* [TASK OBJECTIVE]: Find the string "right" in the records. Copy every line it appears in.

* [RECORDS TO PROCESS]:
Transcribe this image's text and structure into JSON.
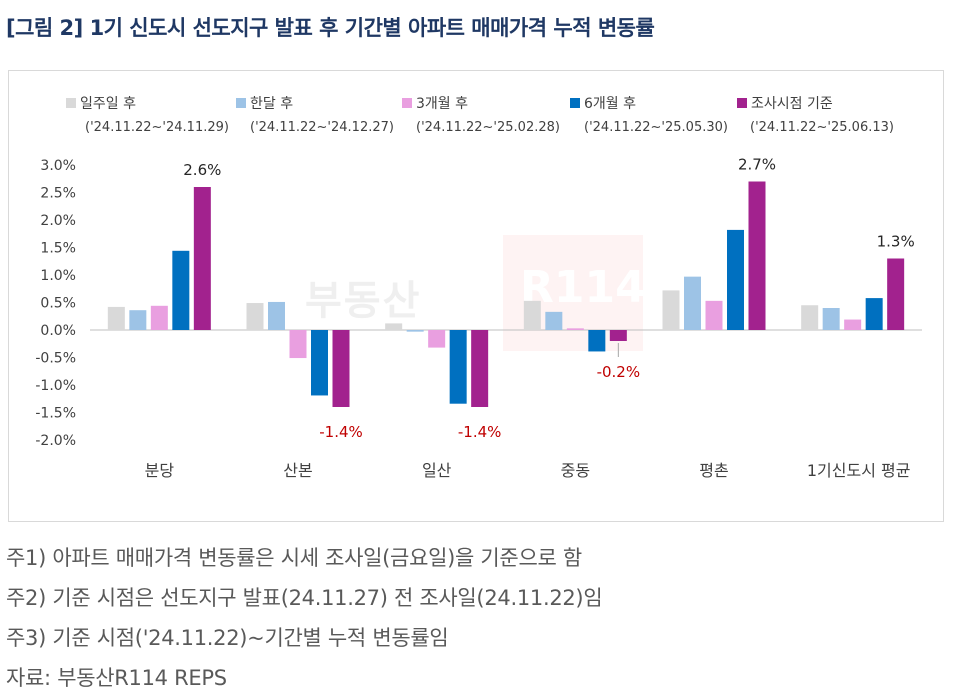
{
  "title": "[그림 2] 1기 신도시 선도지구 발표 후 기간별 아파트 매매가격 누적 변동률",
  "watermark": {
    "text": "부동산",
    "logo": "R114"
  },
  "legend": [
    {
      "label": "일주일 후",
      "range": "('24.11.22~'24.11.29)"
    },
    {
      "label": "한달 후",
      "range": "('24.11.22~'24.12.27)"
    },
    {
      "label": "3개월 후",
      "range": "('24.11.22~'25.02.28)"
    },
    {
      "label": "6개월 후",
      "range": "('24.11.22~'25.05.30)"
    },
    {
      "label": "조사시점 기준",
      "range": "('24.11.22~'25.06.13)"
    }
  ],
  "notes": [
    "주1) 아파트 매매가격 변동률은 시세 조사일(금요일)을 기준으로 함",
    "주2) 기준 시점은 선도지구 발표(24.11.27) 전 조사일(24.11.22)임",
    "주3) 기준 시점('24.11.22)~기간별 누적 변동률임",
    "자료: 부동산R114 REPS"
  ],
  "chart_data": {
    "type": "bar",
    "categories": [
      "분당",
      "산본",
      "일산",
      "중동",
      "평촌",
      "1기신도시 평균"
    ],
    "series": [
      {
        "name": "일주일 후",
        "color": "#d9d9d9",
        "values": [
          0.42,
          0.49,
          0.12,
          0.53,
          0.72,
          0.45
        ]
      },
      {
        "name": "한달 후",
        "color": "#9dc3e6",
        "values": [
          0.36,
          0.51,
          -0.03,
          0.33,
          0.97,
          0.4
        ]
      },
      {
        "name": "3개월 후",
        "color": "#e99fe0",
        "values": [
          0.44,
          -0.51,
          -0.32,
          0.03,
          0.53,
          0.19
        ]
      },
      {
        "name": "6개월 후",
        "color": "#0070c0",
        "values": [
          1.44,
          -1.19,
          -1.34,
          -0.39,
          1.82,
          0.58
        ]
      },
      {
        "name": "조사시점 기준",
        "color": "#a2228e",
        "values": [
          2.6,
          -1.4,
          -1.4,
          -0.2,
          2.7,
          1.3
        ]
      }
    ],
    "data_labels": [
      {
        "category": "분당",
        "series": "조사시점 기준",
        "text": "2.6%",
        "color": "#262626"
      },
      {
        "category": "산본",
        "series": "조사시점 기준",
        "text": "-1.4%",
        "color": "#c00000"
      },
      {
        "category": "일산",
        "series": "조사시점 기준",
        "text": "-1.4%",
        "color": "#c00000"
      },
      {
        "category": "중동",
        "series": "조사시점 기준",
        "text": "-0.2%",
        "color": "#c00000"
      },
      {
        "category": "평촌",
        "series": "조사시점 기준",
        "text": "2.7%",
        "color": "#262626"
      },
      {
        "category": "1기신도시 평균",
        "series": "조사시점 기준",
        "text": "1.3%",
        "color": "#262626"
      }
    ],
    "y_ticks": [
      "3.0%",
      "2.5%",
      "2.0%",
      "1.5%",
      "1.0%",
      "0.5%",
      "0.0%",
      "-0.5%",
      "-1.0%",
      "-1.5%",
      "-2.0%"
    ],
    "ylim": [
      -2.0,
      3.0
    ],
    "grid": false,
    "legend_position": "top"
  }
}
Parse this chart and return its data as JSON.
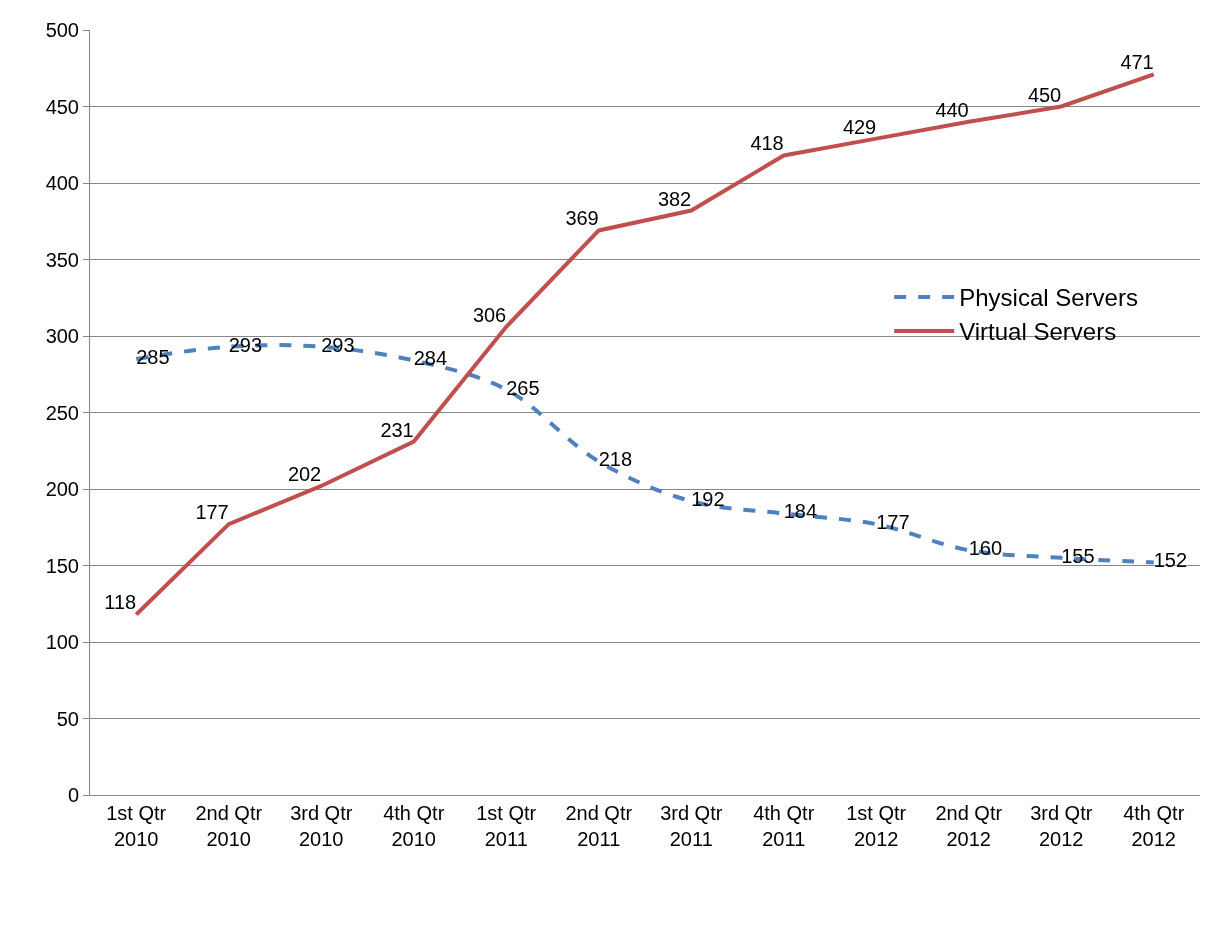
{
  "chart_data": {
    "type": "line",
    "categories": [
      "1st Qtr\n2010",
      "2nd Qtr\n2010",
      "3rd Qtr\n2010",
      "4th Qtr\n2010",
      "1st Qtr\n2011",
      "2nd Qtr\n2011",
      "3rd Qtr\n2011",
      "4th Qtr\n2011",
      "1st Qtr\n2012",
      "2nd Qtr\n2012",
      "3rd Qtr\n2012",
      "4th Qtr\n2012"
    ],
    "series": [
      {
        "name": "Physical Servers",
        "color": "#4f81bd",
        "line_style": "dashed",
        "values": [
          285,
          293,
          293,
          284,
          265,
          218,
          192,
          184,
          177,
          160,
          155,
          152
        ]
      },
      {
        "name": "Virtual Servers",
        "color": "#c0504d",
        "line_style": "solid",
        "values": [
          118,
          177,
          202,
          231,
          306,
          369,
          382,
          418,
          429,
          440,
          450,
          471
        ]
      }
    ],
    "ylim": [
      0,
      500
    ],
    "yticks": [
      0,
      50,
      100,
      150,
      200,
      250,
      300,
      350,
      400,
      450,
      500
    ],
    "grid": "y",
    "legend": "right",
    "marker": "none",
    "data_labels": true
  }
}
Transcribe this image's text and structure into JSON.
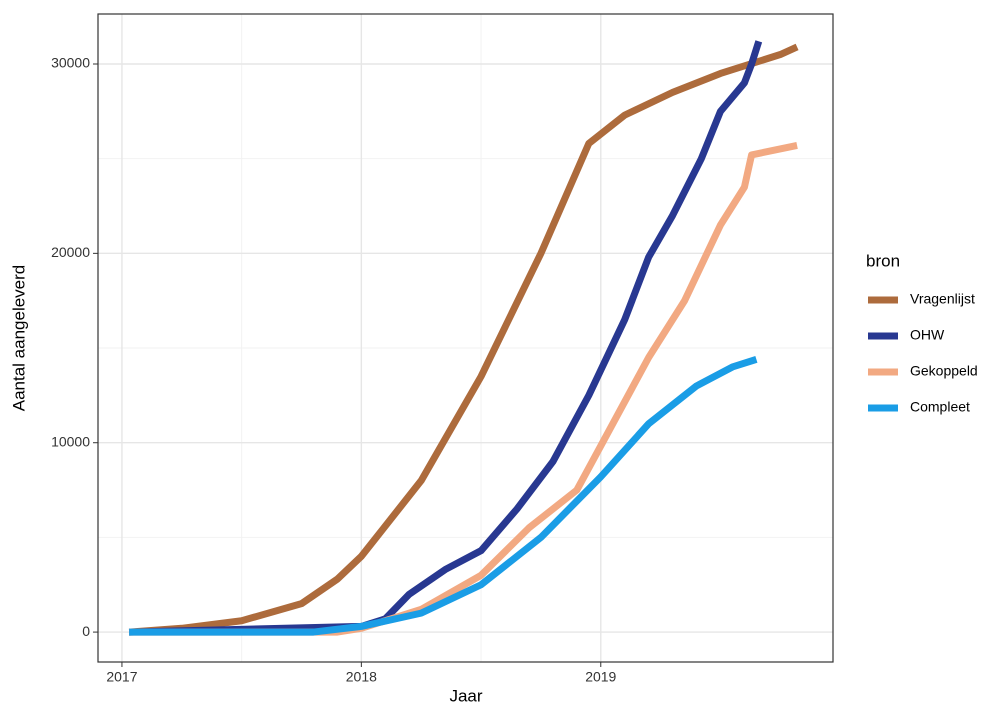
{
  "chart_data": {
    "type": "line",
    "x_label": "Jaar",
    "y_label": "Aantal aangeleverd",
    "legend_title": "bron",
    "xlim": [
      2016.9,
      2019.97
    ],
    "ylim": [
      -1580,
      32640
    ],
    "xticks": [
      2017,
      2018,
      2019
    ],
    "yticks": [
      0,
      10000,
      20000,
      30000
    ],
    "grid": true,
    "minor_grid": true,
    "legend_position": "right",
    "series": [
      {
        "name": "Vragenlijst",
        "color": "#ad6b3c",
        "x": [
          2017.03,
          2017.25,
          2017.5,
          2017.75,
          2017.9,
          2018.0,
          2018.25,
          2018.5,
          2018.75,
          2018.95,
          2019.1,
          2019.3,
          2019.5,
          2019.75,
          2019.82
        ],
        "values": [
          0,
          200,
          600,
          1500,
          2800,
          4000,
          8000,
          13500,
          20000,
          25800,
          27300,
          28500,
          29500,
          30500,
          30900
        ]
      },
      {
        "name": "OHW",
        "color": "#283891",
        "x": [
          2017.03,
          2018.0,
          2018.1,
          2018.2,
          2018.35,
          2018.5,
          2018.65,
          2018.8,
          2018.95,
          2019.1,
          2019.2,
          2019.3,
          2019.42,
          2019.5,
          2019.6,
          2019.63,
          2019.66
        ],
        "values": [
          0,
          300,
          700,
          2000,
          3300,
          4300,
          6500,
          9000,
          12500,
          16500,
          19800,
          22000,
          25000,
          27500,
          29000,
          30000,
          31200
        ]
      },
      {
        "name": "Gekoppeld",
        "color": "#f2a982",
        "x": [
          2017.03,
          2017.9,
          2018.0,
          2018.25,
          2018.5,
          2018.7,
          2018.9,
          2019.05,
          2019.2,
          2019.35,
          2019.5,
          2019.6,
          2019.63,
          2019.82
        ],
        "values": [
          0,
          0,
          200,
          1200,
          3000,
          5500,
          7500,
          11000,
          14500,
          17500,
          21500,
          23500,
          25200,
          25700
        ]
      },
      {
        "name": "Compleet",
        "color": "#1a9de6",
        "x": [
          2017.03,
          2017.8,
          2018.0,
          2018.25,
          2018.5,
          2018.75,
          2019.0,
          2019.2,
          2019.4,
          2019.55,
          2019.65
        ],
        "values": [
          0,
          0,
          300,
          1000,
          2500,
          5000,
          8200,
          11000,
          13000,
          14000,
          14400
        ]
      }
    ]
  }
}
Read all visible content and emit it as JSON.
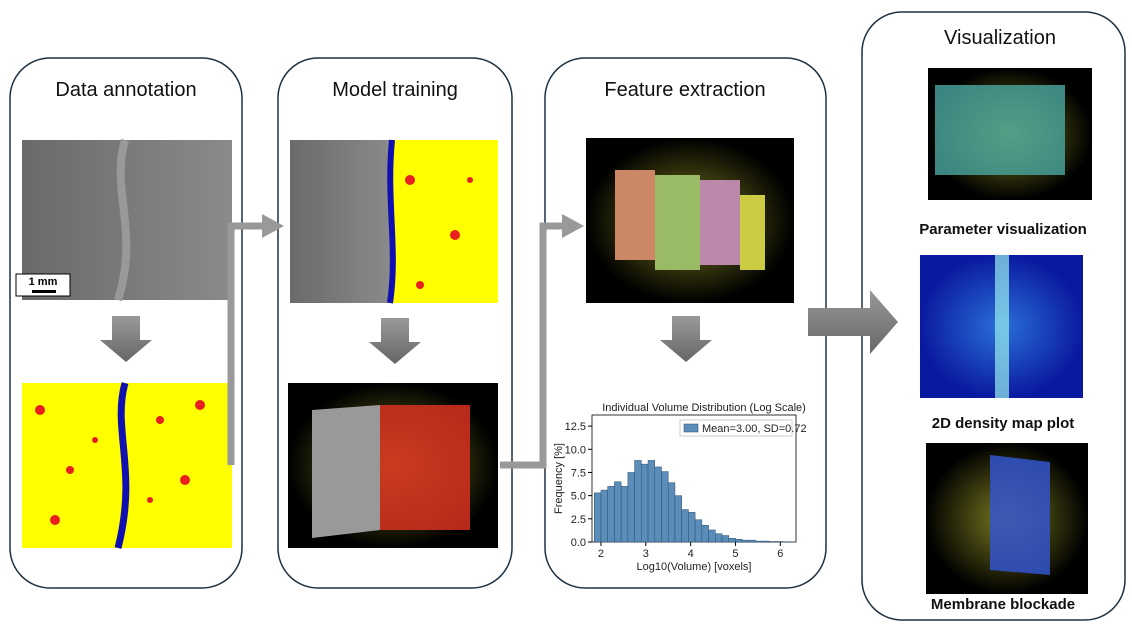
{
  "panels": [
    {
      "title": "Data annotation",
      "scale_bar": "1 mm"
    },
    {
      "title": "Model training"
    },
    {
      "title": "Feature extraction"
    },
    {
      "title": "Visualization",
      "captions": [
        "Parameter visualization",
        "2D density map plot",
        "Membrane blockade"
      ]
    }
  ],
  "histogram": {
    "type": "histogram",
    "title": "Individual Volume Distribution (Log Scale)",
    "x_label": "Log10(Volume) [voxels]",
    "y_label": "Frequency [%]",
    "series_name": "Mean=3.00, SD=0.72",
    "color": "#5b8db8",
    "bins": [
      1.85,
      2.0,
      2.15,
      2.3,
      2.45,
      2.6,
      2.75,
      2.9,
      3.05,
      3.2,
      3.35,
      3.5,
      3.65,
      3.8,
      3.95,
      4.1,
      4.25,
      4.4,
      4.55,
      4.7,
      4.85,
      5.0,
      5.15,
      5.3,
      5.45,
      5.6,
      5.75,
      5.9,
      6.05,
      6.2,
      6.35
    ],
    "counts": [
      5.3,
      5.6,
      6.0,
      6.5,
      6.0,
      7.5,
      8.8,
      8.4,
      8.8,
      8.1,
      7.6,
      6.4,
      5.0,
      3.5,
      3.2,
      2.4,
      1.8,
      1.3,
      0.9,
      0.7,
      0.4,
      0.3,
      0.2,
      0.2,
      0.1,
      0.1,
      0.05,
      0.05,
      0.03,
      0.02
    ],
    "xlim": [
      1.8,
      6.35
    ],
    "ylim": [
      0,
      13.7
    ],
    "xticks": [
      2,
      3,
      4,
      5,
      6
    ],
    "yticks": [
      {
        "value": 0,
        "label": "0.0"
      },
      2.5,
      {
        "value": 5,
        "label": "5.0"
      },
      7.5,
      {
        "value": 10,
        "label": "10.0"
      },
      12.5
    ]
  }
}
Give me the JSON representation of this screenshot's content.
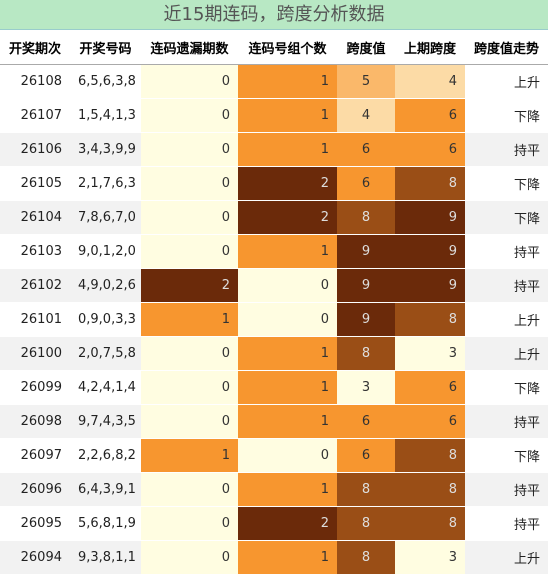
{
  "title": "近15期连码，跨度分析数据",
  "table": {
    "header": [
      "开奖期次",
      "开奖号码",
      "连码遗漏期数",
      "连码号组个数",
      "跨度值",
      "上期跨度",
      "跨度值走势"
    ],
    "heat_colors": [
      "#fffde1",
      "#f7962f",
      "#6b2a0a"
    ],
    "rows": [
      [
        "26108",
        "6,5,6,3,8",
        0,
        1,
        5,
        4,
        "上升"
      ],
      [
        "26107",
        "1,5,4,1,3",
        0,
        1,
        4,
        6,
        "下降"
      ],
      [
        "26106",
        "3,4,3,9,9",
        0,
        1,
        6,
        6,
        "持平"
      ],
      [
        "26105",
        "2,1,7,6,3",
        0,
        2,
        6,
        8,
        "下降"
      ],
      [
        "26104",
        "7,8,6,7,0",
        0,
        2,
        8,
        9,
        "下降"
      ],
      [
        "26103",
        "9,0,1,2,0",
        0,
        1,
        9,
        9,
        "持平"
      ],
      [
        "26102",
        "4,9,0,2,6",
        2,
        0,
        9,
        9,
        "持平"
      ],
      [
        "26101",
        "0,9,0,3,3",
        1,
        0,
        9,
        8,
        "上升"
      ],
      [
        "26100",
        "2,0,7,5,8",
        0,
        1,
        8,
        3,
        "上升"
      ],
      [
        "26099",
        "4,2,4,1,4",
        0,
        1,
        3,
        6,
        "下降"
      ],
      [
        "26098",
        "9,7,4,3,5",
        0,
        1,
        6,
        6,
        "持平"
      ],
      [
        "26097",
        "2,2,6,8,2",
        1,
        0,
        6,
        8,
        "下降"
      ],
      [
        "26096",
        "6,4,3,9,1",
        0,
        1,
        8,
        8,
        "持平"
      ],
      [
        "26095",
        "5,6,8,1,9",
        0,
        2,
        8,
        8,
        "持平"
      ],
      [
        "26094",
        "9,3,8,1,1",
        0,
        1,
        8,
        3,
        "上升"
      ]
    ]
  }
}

* [THE SOLUTION]:
    "legend": "right",
    "legend_position": "right",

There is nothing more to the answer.